── Supplied material ──
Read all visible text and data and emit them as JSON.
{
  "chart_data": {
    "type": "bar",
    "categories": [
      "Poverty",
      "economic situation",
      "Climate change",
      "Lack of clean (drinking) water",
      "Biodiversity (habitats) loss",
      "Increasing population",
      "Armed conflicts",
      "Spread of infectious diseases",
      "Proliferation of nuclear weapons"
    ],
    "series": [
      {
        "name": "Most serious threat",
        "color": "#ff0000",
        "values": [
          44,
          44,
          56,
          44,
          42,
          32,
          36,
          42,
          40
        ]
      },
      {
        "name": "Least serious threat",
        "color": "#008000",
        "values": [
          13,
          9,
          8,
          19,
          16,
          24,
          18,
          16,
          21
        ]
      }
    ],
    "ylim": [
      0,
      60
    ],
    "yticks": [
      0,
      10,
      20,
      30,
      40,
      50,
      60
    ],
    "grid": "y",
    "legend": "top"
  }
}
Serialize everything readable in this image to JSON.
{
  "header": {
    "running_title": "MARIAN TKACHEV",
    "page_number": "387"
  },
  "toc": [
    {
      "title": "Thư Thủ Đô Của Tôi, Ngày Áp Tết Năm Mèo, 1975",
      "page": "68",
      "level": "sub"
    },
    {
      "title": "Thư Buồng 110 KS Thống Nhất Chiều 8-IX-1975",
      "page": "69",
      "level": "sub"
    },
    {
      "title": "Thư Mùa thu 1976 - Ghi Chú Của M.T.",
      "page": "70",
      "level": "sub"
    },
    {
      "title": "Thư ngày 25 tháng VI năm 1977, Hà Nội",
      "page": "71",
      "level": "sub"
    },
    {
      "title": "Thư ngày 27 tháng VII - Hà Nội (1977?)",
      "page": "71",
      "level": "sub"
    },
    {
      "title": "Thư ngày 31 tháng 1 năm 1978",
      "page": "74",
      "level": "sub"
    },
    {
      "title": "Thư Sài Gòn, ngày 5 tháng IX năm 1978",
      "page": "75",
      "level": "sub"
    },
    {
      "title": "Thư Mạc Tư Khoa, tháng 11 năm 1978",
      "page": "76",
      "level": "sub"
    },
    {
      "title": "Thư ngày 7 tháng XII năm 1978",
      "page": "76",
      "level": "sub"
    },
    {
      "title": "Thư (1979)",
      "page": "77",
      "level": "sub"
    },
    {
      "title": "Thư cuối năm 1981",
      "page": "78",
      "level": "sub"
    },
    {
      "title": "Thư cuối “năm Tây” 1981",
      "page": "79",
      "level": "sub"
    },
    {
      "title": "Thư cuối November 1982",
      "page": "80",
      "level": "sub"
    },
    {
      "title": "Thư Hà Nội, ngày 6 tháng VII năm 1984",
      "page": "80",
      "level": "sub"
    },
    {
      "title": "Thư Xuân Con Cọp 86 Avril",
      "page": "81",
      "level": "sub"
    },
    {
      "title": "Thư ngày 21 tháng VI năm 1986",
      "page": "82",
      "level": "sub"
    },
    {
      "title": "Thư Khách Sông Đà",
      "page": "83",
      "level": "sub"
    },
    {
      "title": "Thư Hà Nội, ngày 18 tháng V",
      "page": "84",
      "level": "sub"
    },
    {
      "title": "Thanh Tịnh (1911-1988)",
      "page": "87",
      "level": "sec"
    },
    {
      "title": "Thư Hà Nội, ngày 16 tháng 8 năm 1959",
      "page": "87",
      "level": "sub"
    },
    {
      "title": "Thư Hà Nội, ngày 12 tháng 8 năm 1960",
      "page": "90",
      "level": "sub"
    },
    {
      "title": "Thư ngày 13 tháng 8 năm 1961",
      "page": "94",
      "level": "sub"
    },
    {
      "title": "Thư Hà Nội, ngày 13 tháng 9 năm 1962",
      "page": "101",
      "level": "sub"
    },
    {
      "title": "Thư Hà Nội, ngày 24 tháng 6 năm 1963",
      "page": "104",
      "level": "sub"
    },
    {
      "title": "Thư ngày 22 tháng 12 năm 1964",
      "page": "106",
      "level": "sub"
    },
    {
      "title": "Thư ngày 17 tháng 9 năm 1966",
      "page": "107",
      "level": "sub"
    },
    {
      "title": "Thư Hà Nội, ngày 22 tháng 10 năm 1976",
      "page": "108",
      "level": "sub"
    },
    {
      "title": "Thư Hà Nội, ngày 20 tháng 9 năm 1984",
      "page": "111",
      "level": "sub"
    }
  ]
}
───
Repeat the material above in full, quoting it exactly.

» Answer in full:
Read all visible text and data and emit them as JSON.
{
  "chart_data": {
    "type": "bar",
    "categories": [
      "Poverty",
      "economic situation",
      "Climate change",
      "Lack of clean (drinking) water",
      "Biodiversity (habitats) loss",
      "Increasing population",
      "Armed conflicts",
      "Spread of infectious diseases",
      "Proliferation of nuclear weapons"
    ],
    "series": [
      {
        "name": "Most serious threat",
        "color": "#ff0000",
        "values": [
          44,
          44,
          56,
          44,
          42,
          32,
          36,
          42,
          40
        ]
      },
      {
        "name": "Least serious threat",
        "color": "#008000",
        "values": [
          13,
          9,
          8,
          19,
          16,
          24,
          18,
          16,
          21
        ]
      }
    ],
    "ylim": [
      0,
      60
    ],
    "yticks": [
      0,
      10,
      20,
      30,
      40,
      50,
      60
    ],
    "grid": "y",
    "legend": "top"
  }
}
Serialize everything readable in this image to JSON.
{
  "header": {
    "running_title": "MARIAN TKACHEV",
    "page_number": "387"
  },
  "toc": [
    {
      "title": "Thư Thủ Đô Của Tôi, Ngày Áp Tết Năm Mèo, 1975",
      "page": "68",
      "level": "sub"
    },
    {
      "title": "Thư Buồng 110 KS Thống Nhất Chiều 8-IX-1975",
      "page": "69",
      "level": "sub"
    },
    {
      "title": "Thư Mùa thu 1976 - Ghi Chú Của M.T.",
      "page": "70",
      "level": "sub"
    },
    {
      "title": "Thư ngày 25 tháng VI năm 1977, Hà Nội",
      "page": "71",
      "level": "sub"
    },
    {
      "title": "Thư ngày 27 tháng VII - Hà Nội (1977?)",
      "page": "71",
      "level": "sub"
    },
    {
      "title": "Thư ngày 31 tháng 1 năm 1978",
      "page": "74",
      "level": "sub"
    },
    {
      "title": "Thư Sài Gòn, ngày 5 tháng IX năm 1978",
      "page": "75",
      "level": "sub"
    },
    {
      "title": "Thư Mạc Tư Khoa, tháng 11 năm 1978",
      "page": "76",
      "level": "sub"
    },
    {
      "title": "Thư ngày 7 tháng XII năm 1978",
      "page": "76",
      "level": "sub"
    },
    {
      "title": "Thư (1979)",
      "page": "77",
      "level": "sub"
    },
    {
      "title": "Thư cuối năm 1981",
      "page": "78",
      "level": "sub"
    },
    {
      "title": "Thư cuối “năm Tây” 1981",
      "page": "79",
      "level": "sub"
    },
    {
      "title": "Thư cuối November 1982",
      "page": "80",
      "level": "sub"
    },
    {
      "title": "Thư Hà Nội, ngày 6 tháng VII năm 1984",
      "page": "80",
      "level": "sub"
    },
    {
      "title": "Thư Xuân Con Cọp 86 Avril",
      "page": "81",
      "level": "sub"
    },
    {
      "title": "Thư ngày 21 tháng VI năm 1986",
      "page": "82",
      "level": "sub"
    },
    {
      "title": "Thư Khách Sông Đà",
      "page": "83",
      "level": "sub"
    },
    {
      "title": "Thư Hà Nội, ngày 18 tháng V",
      "page": "84",
      "level": "sub"
    },
    {
      "title": "Thanh Tịnh (1911-1988)",
      "page": "87",
      "level": "sec"
    },
    {
      "title": "Thư Hà Nội, ngày 16 tháng 8 năm 1959",
      "page": "87",
      "level": "sub"
    },
    {
      "title": "Thư Hà Nội, ngày 12 tháng 8 năm 1960",
      "page": "90",
      "level": "sub"
    },
    {
      "title": "Thư ngày 13 tháng 8 năm 1961",
      "page": "94",
      "level": "sub"
    },
    {
      "title": "Thư Hà Nội, ngày 13 tháng 9 năm 1962",
      "page": "101",
      "level": "sub"
    },
    {
      "title": "Thư Hà Nội, ngày 24 tháng 6 năm 1963",
      "page": "104",
      "level": "sub"
    },
    {
      "title": "Thư ngày 22 tháng 12 năm 1964",
      "page": "106",
      "level": "sub"
    },
    {
      "title": "Thư ngày 17 tháng 9 năm 1966",
      "page": "107",
      "level": "sub"
    },
    {
      "title": "Thư Hà Nội, ngày 22 tháng 10 năm 1976",
      "page": "108",
      "level": "sub"
    },
    {
      "title": "Thư Hà Nội, ngày 20 tháng 9 năm 1984",
      "page": "111",
      "level": "sub"
    }
  ]
}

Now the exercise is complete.